## BEGIN Given records

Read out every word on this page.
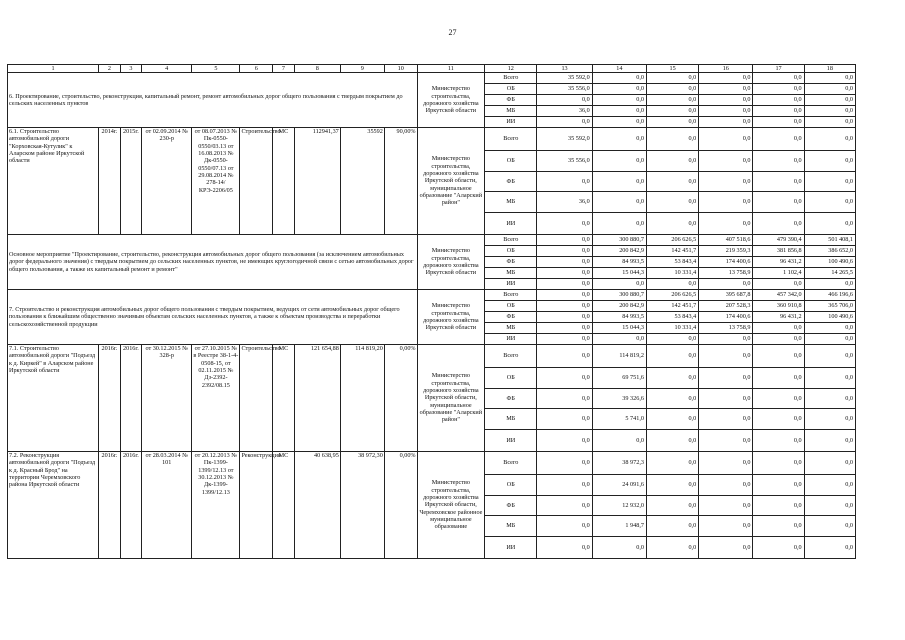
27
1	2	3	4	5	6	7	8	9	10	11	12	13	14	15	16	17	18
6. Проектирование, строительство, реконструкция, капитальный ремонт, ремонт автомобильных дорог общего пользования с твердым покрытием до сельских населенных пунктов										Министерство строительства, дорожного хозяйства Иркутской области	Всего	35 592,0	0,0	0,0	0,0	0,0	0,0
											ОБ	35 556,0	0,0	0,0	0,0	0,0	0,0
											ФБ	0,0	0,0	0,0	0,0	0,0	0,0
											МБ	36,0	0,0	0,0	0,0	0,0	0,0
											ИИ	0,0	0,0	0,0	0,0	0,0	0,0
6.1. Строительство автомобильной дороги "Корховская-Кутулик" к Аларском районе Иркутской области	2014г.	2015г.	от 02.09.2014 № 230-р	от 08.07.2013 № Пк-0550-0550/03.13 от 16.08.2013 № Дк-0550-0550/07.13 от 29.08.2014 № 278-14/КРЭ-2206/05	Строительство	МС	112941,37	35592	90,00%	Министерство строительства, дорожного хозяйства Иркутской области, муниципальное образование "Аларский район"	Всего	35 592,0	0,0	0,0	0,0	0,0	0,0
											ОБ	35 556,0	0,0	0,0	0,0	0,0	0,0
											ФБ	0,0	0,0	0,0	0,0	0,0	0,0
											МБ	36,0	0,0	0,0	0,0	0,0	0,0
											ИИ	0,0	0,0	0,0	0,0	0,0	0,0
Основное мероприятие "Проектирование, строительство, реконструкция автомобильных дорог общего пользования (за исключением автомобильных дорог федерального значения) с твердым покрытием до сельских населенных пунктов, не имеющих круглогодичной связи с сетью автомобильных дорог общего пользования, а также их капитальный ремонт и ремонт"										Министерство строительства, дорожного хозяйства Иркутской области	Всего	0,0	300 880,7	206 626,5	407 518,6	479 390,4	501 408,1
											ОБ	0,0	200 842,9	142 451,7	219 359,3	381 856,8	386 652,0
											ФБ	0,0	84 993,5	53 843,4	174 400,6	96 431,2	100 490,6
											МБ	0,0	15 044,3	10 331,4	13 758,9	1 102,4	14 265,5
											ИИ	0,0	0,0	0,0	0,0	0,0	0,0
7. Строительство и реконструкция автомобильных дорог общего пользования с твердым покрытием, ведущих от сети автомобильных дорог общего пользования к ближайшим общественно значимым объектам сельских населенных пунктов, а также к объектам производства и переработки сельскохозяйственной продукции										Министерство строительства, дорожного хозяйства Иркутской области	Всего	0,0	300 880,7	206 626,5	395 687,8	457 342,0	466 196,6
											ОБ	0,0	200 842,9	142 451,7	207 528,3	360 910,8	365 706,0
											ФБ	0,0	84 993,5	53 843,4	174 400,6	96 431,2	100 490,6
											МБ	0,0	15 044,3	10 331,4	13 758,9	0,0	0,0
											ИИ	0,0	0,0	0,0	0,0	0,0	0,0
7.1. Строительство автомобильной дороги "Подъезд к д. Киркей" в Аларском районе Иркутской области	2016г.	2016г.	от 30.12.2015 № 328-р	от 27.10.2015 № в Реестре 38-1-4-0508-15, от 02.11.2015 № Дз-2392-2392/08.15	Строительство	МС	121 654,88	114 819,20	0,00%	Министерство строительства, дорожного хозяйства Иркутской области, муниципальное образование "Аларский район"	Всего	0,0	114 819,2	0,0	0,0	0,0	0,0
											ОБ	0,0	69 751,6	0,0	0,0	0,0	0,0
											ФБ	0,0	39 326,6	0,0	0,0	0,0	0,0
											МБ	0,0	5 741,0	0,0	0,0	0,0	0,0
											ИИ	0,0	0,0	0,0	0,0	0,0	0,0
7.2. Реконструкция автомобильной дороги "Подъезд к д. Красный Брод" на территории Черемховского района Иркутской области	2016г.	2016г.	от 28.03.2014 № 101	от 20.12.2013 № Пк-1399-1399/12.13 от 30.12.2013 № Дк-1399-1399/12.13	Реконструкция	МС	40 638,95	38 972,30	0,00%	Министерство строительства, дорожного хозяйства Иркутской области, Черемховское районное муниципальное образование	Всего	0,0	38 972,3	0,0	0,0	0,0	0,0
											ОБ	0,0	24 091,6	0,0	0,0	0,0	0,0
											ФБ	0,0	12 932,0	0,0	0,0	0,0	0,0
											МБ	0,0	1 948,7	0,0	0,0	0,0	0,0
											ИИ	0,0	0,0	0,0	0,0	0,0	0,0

## END Given records

- [Directions for this task] Print the complete listing exactly as it stands, without its pictures.

- [Output for this task]
Read out every word on this page.
27
1	2	3	4	5	6	7	8	9	10	11	12	13	14	15	16	17	18
6. Проектирование, строительство, реконструкция, капитальный ремонт, ремонт автомобильных дорог общего пользования с твердым покрытием до сельских населенных пунктов										Министерство строительства, дорожного хозяйства Иркутской области	Всего	35 592,0	0,0	0,0	0,0	0,0	0,0
											ОБ	35 556,0	0,0	0,0	0,0	0,0	0,0
											ФБ	0,0	0,0	0,0	0,0	0,0	0,0
											МБ	36,0	0,0	0,0	0,0	0,0	0,0
											ИИ	0,0	0,0	0,0	0,0	0,0	0,0
6.1. Строительство автомобильной дороги "Корховская-Кутулик" к Аларском районе Иркутской области	2014г.	2015г.	от 02.09.2014 № 230-р	от 08.07.2013 № Пк-0550-0550/03.13 от 16.08.2013 № Дк-0550-0550/07.13 от 29.08.2014 № 278-14/КРЭ-2206/05	Строительство	МС	112941,37	35592	90,00%	Министерство строительства, дорожного хозяйства Иркутской области, муниципальное образование "Аларский район"	Всего	35 592,0	0,0	0,0	0,0	0,0	0,0
											ОБ	35 556,0	0,0	0,0	0,0	0,0	0,0
											ФБ	0,0	0,0	0,0	0,0	0,0	0,0
											МБ	36,0	0,0	0,0	0,0	0,0	0,0
											ИИ	0,0	0,0	0,0	0,0	0,0	0,0
Основное мероприятие "Проектирование, строительство, реконструкция автомобильных дорог общего пользования (за исключением автомобильных дорог федерального значения) с твердым покрытием до сельских населенных пунктов, не имеющих круглогодичной связи с сетью автомобильных дорог общего пользования, а также их капитальный ремонт и ремонт"										Министерство строительства, дорожного хозяйства Иркутской области	Всего	0,0	300 880,7	206 626,5	407 518,6	479 390,4	501 408,1
											ОБ	0,0	200 842,9	142 451,7	219 359,3	381 856,8	386 652,0
											ФБ	0,0	84 993,5	53 843,4	174 400,6	96 431,2	100 490,6
											МБ	0,0	15 044,3	10 331,4	13 758,9	1 102,4	14 265,5
											ИИ	0,0	0,0	0,0	0,0	0,0	0,0
7. Строительство и реконструкция автомобильных дорог общего пользования с твердым покрытием, ведущих от сети автомобильных дорог общего пользования к ближайшим общественно значимым объектам сельских населенных пунктов, а также к объектам производства и переработки сельскохозяйственной продукции										Министерство строительства, дорожного хозяйства Иркутской области	Всего	0,0	300 880,7	206 626,5	395 687,8	457 342,0	466 196,6
											ОБ	0,0	200 842,9	142 451,7	207 528,3	360 910,8	365 706,0
											ФБ	0,0	84 993,5	53 843,4	174 400,6	96 431,2	100 490,6
											МБ	0,0	15 044,3	10 331,4	13 758,9	0,0	0,0
											ИИ	0,0	0,0	0,0	0,0	0,0	0,0
7.1. Строительство автомобильной дороги "Подъезд к д. Киркей" в Аларском районе Иркутской области	2016г.	2016г.	от 30.12.2015 № 328-р	от 27.10.2015 № в Реестре 38-1-4-0508-15, от 02.11.2015 № Дз-2392-2392/08.15	Строительство	МС	121 654,88	114 819,20	0,00%	Министерство строительства, дорожного хозяйства Иркутской области, муниципальное образование "Аларский район"	Всего	0,0	114 819,2	0,0	0,0	0,0	0,0
											ОБ	0,0	69 751,6	0,0	0,0	0,0	0,0
											ФБ	0,0	39 326,6	0,0	0,0	0,0	0,0
											МБ	0,0	5 741,0	0,0	0,0	0,0	0,0
											ИИ	0,0	0,0	0,0	0,0	0,0	0,0
7.2. Реконструкция автомобильной дороги "Подъезд к д. Красный Брод" на территории Черемховского района Иркутской области	2016г.	2016г.	от 28.03.2014 № 101	от 20.12.2013 № Пк-1399-1399/12.13 от 30.12.2013 № Дк-1399-1399/12.13	Реконструкция	МС	40 638,95	38 972,30	0,00%	Министерство строительства, дорожного хозяйства Иркутской области, Черемховское районное муниципальное образование	Всего	0,0	38 972,3	0,0	0,0	0,0	0,0
											ОБ	0,0	24 091,6	0,0	0,0	0,0	0,0
											ФБ	0,0	12 932,0	0,0	0,0	0,0	0,0
											МБ	0,0	1 948,7	0,0	0,0	0,0	0,0
											ИИ	0,0	0,0	0,0	0,0	0,0	0,0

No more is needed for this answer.